» **Task objective**:
Reproduce the material in full, unchanged.

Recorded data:
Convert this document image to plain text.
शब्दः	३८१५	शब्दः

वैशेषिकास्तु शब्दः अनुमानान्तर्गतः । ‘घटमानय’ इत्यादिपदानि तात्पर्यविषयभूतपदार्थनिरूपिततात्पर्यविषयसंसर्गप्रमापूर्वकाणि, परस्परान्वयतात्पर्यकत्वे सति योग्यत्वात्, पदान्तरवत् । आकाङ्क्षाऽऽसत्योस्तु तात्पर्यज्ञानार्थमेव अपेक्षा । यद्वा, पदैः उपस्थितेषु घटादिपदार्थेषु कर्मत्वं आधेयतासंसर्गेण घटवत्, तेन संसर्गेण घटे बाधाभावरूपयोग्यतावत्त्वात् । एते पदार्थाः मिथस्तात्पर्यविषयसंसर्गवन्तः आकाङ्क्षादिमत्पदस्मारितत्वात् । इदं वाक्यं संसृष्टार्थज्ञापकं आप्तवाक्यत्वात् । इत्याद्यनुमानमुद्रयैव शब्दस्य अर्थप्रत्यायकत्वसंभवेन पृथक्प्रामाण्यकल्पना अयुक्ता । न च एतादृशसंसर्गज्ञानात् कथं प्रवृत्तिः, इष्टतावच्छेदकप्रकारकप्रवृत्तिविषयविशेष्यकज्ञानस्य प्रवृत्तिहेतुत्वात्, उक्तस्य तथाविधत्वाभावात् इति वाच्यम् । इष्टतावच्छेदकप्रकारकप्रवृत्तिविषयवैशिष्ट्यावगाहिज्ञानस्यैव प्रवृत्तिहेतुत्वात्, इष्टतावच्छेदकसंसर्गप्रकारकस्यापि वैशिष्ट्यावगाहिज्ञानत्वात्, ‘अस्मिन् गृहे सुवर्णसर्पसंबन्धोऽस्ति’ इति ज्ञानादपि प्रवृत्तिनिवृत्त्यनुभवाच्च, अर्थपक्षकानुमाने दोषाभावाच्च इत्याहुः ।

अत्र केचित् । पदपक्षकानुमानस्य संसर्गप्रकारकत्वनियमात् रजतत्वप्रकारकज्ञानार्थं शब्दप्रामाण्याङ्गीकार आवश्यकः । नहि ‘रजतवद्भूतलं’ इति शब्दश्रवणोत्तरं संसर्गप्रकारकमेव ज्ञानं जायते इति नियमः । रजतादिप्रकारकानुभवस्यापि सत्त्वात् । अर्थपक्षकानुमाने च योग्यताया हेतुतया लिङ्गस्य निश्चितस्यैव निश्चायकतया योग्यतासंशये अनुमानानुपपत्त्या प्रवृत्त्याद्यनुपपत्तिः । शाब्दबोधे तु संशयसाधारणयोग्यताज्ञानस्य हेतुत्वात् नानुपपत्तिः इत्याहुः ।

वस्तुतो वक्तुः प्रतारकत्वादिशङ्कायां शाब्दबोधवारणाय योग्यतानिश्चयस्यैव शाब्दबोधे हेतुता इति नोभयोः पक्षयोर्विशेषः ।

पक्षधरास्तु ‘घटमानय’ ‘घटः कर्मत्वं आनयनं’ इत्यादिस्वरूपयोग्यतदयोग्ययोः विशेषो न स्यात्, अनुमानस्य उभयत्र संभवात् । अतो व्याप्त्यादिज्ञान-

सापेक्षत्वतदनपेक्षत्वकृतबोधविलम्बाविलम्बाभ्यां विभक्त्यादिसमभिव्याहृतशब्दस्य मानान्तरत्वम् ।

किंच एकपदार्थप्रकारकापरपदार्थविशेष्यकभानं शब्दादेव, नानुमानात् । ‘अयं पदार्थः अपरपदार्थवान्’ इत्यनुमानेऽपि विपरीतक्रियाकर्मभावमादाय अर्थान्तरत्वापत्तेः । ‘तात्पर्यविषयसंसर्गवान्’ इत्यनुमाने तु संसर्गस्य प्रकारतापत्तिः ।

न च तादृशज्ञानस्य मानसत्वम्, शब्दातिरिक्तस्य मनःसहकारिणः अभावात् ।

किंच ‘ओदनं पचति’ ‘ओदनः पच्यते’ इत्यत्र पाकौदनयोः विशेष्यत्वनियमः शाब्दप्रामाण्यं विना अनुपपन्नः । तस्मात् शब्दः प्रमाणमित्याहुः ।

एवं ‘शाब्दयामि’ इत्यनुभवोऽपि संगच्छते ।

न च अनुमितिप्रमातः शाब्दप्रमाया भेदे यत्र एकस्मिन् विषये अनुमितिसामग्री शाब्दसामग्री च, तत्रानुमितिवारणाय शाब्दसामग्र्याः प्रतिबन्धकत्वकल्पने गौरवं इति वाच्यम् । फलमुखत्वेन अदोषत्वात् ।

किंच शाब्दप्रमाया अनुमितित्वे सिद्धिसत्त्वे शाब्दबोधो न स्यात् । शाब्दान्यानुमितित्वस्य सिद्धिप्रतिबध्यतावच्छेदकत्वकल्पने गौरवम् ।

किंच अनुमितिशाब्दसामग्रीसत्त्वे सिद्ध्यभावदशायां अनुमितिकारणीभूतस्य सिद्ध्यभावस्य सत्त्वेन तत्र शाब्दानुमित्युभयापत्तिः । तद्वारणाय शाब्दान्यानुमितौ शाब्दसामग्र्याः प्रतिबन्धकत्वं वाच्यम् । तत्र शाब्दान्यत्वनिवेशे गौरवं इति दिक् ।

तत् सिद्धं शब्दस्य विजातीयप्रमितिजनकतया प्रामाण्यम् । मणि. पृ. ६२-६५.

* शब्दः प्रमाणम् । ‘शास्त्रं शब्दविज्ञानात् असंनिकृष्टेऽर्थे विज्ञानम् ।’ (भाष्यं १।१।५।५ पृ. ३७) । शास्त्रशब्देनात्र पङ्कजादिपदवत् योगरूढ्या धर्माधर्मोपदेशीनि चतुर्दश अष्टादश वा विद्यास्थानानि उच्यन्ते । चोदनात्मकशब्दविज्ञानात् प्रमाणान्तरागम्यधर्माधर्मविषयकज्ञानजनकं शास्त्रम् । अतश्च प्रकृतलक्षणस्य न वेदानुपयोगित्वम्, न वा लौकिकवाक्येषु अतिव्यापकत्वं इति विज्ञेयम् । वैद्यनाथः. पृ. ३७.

» **Full answer**:
Convert this document image to plain text.
शब्दः	३८१५	शब्दः

वैशेषिकास्तु शब्दः अनुमानान्तर्गतः । ‘घटमानय’ इत्यादिपदानि तात्पर्यविषयभूतपदार्थनिरूपिततात्पर्यविषयसंसर्गप्रमापूर्वकाणि, परस्परान्वयतात्पर्यकत्वे सति योग्यत्वात्, पदान्तरवत् । आकाङ्क्षाऽऽसत्योस्तु तात्पर्यज्ञानार्थमेव अपेक्षा । यद्वा, पदैः उपस्थितेषु घटादिपदार्थेषु कर्मत्वं आधेयतासंसर्गेण घटवत्, तेन संसर्गेण घटे बाधाभावरूपयोग्यतावत्त्वात् । एते पदार्थाः मिथस्तात्पर्यविषयसंसर्गवन्तः आकाङ्क्षादिमत्पदस्मारितत्वात् । इदं वाक्यं संसृष्टार्थज्ञापकं आप्तवाक्यत्वात् । इत्याद्यनुमानमुद्रयैव शब्दस्य अर्थप्रत्यायकत्वसंभवेन पृथक्प्रामाण्यकल्पना अयुक्ता । न च एतादृशसंसर्गज्ञानात् कथं प्रवृत्तिः, इष्टतावच्छेदकप्रकारकप्रवृत्तिविषयविशेष्यकज्ञानस्य प्रवृत्तिहेतुत्वात्, उक्तस्य तथाविधत्वाभावात् इति वाच्यम् । इष्टतावच्छेदकप्रकारकप्रवृत्तिविषयवैशिष्ट्यावगाहिज्ञानस्यैव प्रवृत्तिहेतुत्वात्, इष्टतावच्छेदकसंसर्गप्रकारकस्यापि वैशिष्ट्यावगाहिज्ञानत्वात्, ‘अस्मिन् गृहे सुवर्णसर्पसंबन्धोऽस्ति’ इति ज्ञानादपि प्रवृत्तिनिवृत्त्यनुभवाच्च, अर्थपक्षकानुमाने दोषाभावाच्च इत्याहुः ।

अत्र केचित् । पदपक्षकानुमानस्य संसर्गप्रकारकत्वनियमात् रजतत्वप्रकारकज्ञानार्थं शब्दप्रामाण्याङ्गीकार आवश्यकः । नहि ‘रजतवद्भूतलं’ इति शब्दश्रवणोत्तरं संसर्गप्रकारकमेव ज्ञानं जायते इति नियमः । रजतादिप्रकारकानुभवस्यापि सत्त्वात् । अर्थपक्षकानुमाने च योग्यताया हेतुतया लिङ्गस्य निश्चितस्यैव निश्चायकतया योग्यतासंशये अनुमानानुपपत्त्या प्रवृत्त्याद्यनुपपत्तिः । शाब्दबोधे तु संशयसाधारणयोग्यताज्ञानस्य हेतुत्वात् नानुपपत्तिः इत्याहुः ।

वस्तुतो वक्तुः प्रतारकत्वादिशङ्कायां शाब्दबोधवारणाय योग्यतानिश्चयस्यैव शाब्दबोधे हेतुता इति नोभयोः पक्षयोर्विशेषः ।

पक्षधरास्तु ‘घटमानय’ ‘घटः कर्मत्वं आनयनं’ इत्यादिस्वरूपयोग्यतदयोग्ययोः विशेषो न स्यात्, अनुमानस्य उभयत्र संभवात् । अतो व्याप्त्यादिज्ञान-

सापेक्षत्वतदनपेक्षत्वकृतबोधविलम्बाविलम्बाभ्यां विभक्त्यादिसमभिव्याहृतशब्दस्य मानान्तरत्वम् ।

किंच एकपदार्थप्रकारकापरपदार्थविशेष्यकभानं शब्दादेव, नानुमानात् । ‘अयं पदार्थः अपरपदार्थवान्’ इत्यनुमानेऽपि विपरीतक्रियाकर्मभावमादाय अर्थान्तरत्वापत्तेः । ‘तात्पर्यविषयसंसर्गवान्’ इत्यनुमाने तु संसर्गस्य प्रकारतापत्तिः ।

न च तादृशज्ञानस्य मानसत्वम्, शब्दातिरिक्तस्य मनःसहकारिणः अभावात् ।

किंच ‘ओदनं पचति’ ‘ओदनः पच्यते’ इत्यत्र पाकौदनयोः विशेष्यत्वनियमः शाब्दप्रामाण्यं विना अनुपपन्नः । तस्मात् शब्दः प्रमाणमित्याहुः ।

एवं ‘शाब्दयामि’ इत्यनुभवोऽपि संगच्छते ।

न च अनुमितिप्रमातः शाब्दप्रमाया भेदे यत्र एकस्मिन् विषये अनुमितिसामग्री शाब्दसामग्री च, तत्रानुमितिवारणाय शाब्दसामग्र्याः प्रतिबन्धकत्वकल्पने गौरवं इति वाच्यम् । फलमुखत्वेन अदोषत्वात् ।

किंच शाब्दप्रमाया अनुमितित्वे सिद्धिसत्त्वे शाब्दबोधो न स्यात् । शाब्दान्यानुमितित्वस्य सिद्धिप्रतिबध्यतावच्छेदकत्वकल्पने गौरवम् ।

किंच अनुमितिशाब्दसामग्रीसत्त्वे सिद्ध्यभावदशायां अनुमितिकारणीभूतस्य सिद्ध्यभावस्य सत्त्वेन तत्र शाब्दानुमित्युभयापत्तिः । तद्वारणाय शाब्दान्यानुमितौ शाब्दसामग्र्याः प्रतिबन्धकत्वं वाच्यम् । तत्र शाब्दान्यत्वनिवेशे गौरवं इति दिक् ।

तत् सिद्धं शब्दस्य विजातीयप्रमितिजनकतया प्रामाण्यम् । मणि. पृ. ६२-६५.

* शब्दः प्रमाणम् । ‘शास्त्रं शब्दविज्ञानात् असंनिकृष्टेऽर्थे विज्ञानम् ।’ (भाष्यं १।१।५।५ पृ. ३७) । शास्त्रशब्देनात्र पङ्कजादिपदवत् योगरूढ्या धर्माधर्मोपदेशीनि चतुर्दश अष्टादश वा विद्यास्थानानि उच्यन्ते । चोदनात्मकशब्दविज्ञानात् प्रमाणान्तरागम्यधर्माधर्मविषयकज्ञानजनकं शास्त्रम् । अतश्च प्रकृतलक्षणस्य न वेदानुपयोगित्वम्, न वा लौकिकवाक्येषु अतिव्यापकत्वं इति विज्ञेयम् । वैद्यनाथः. पृ. ३७.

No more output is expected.